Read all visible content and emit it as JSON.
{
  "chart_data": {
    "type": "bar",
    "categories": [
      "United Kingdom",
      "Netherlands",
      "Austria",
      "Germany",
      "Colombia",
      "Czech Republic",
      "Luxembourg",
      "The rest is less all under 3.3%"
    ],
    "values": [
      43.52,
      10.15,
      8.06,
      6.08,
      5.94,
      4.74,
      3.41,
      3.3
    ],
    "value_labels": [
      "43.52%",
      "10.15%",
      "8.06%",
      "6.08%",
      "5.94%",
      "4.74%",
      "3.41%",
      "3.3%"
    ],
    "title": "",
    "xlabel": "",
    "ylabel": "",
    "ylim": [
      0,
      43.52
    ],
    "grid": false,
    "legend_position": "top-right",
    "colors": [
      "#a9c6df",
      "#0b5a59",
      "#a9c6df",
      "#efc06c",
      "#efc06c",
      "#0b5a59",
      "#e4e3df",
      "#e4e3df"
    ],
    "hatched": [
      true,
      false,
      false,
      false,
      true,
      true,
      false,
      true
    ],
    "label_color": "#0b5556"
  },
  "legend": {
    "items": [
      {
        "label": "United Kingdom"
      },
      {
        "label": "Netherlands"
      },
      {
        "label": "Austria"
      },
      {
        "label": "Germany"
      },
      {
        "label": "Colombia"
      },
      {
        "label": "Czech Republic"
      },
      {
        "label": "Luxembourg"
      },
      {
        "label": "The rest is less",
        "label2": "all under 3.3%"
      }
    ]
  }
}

====

Scan the entries above. Copy each line that has the string "Republic".

_Correct response:_
      "Czech Republic",
        "label": "Czech Republic"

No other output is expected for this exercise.